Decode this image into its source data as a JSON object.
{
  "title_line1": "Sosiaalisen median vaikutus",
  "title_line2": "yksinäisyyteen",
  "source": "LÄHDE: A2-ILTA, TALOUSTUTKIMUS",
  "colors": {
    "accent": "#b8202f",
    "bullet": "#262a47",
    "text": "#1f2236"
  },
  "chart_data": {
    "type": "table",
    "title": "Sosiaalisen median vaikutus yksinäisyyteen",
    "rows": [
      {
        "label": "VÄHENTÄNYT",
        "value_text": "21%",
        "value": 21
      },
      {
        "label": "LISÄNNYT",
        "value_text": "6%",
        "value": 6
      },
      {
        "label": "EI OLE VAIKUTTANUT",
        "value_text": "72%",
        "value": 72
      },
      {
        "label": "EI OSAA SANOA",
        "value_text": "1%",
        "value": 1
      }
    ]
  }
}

[Directions for this task]
Say how many lines have the string "median" in them, offering no words beyond the number.

[Task output]
2